■ **Problem to solve**: Copy every line of the listing exactly.

■ **Data provided**:
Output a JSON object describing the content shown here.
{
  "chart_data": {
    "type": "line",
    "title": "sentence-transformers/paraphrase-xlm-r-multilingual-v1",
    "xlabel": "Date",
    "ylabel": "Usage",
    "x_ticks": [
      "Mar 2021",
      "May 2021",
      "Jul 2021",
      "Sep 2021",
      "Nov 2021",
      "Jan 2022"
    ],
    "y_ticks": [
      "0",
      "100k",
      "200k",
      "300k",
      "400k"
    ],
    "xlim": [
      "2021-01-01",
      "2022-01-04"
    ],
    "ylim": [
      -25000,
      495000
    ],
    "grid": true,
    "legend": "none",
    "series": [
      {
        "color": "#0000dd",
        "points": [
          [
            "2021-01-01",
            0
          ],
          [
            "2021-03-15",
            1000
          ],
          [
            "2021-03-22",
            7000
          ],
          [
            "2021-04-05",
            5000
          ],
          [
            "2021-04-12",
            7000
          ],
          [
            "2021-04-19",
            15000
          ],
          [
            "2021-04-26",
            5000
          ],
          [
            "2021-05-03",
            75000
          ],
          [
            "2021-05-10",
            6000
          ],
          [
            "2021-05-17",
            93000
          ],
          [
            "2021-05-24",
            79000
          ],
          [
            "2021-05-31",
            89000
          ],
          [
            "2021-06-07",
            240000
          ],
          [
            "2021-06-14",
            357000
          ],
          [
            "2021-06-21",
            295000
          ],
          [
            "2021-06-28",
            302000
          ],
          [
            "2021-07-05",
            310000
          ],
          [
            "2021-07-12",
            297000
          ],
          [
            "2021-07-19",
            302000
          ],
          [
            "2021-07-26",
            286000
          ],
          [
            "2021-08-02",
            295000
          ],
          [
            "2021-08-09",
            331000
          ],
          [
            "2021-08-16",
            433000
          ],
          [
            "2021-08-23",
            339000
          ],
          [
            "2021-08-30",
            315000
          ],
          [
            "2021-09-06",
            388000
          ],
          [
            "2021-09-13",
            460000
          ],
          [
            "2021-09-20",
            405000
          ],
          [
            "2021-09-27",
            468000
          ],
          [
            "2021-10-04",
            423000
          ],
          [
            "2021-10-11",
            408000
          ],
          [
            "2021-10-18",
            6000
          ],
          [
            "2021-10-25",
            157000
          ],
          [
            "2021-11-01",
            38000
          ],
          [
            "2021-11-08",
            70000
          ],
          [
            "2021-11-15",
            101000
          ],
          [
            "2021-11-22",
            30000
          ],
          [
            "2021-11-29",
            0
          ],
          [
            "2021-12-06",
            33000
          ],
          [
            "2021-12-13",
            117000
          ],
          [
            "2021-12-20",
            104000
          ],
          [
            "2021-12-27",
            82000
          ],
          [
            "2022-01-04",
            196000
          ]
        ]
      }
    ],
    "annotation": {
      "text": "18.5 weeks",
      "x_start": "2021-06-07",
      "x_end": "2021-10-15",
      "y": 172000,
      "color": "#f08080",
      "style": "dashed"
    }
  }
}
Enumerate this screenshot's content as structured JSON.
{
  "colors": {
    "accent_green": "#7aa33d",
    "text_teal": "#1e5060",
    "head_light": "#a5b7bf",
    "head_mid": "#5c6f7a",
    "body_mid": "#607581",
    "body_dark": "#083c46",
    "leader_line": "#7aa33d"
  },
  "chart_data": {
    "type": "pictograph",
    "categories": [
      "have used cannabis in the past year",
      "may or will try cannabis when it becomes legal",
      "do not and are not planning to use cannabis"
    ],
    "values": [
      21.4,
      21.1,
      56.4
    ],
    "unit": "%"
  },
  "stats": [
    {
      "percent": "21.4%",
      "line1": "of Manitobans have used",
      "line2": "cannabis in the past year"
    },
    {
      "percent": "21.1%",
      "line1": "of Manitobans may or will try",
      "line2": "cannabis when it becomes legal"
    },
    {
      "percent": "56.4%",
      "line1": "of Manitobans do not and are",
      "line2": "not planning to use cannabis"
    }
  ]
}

■ **Exercise response**:
Output a JSON object describing the content shown here.
{
  "chart_data": {
    "type": "line",
    "title": "sentence-transformers/paraphrase-xlm-r-multilingual-v1",
    "xlabel": "Date",
    "ylabel": "Usage",
    "x_ticks": [
      "Mar 2021",
      "May 2021",
      "Jul 2021",
      "Sep 2021",
      "Nov 2021",
      "Jan 2022"
    ],
    "y_ticks": [
      "0",
      "100k",
      "200k",
      "300k",
      "400k"
    ],
    "xlim": [
      "2021-01-01",
      "2022-01-04"
    ],
    "ylim": [
      -25000,
      495000
    ],
    "grid": true,
    "legend": "none",
    "series": [
      {
        "color": "#0000dd",
        "points": [
          [
            "2021-01-01",
            0
          ],
          [
            "2021-03-15",
            1000
          ],
          [
            "2021-03-22",
            7000
          ],
          [
            "2021-04-05",
            5000
          ],
          [
            "2021-04-12",
            7000
          ],
          [
            "2021-04-19",
            15000
          ],
          [
            "2021-04-26",
            5000
          ],
          [
            "2021-05-03",
            75000
          ],
          [
            "2021-05-10",
            6000
          ],
          [
            "2021-05-17",
            93000
          ],
          [
            "2021-05-24",
            79000
          ],
          [
            "2021-05-31",
            89000
          ],
          [
            "2021-06-07",
            240000
          ],
          [
            "2021-06-14",
            357000
          ],
          [
            "2021-06-21",
            295000
          ],
          [
            "2021-06-28",
            302000
          ],
          [
            "2021-07-05",
            310000
          ],
          [
            "2021-07-12",
            297000
          ],
          [
            "2021-07-19",
            302000
          ],
          [
            "2021-07-26",
            286000
          ],
          [
            "2021-08-02",
            295000
          ],
          [
            "2021-08-09",
            331000
          ],
          [
            "2021-08-16",
            433000
          ],
          [
            "2021-08-23",
            339000
          ],
          [
            "2021-08-30",
            315000
          ],
          [
            "2021-09-06",
            388000
          ],
          [
            "2021-09-13",
            460000
          ],
          [
            "2021-09-20",
            405000
          ],
          [
            "2021-09-27",
            468000
          ],
          [
            "2021-10-04",
            423000
          ],
          [
            "2021-10-11",
            408000
          ],
          [
            "2021-10-18",
            6000
          ],
          [
            "2021-10-25",
            157000
          ],
          [
            "2021-11-01",
            38000
          ],
          [
            "2021-11-08",
            70000
          ],
          [
            "2021-11-15",
            101000
          ],
          [
            "2021-11-22",
            30000
          ],
          [
            "2021-11-29",
            0
          ],
          [
            "2021-12-06",
            33000
          ],
          [
            "2021-12-13",
            117000
          ],
          [
            "2021-12-20",
            104000
          ],
          [
            "2021-12-27",
            82000
          ],
          [
            "2022-01-04",
            196000
          ]
        ]
      }
    ],
    "annotation": {
      "text": "18.5 weeks",
      "x_start": "2021-06-07",
      "x_end": "2021-10-15",
      "y": 172000,
      "color": "#f08080",
      "style": "dashed"
    }
  }
}
Enumerate this screenshot's content as structured JSON.
{
  "colors": {
    "accent_green": "#7aa33d",
    "text_teal": "#1e5060",
    "head_light": "#a5b7bf",
    "head_mid": "#5c6f7a",
    "body_mid": "#607581",
    "body_dark": "#083c46",
    "leader_line": "#7aa33d"
  },
  "chart_data": {
    "type": "pictograph",
    "categories": [
      "have used cannabis in the past year",
      "may or will try cannabis when it becomes legal",
      "do not and are not planning to use cannabis"
    ],
    "values": [
      21.4,
      21.1,
      56.4
    ],
    "unit": "%"
  },
  "stats": [
    {
      "percent": "21.4%",
      "line1": "of Manitobans have used",
      "line2": "cannabis in the past year"
    },
    {
      "percent": "21.1%",
      "line1": "of Manitobans may or will try",
      "line2": "cannabis when it becomes legal"
    },
    {
      "percent": "56.4%",
      "line1": "of Manitobans do not and are",
      "line2": "not planning to use cannabis"
    }
  ]
}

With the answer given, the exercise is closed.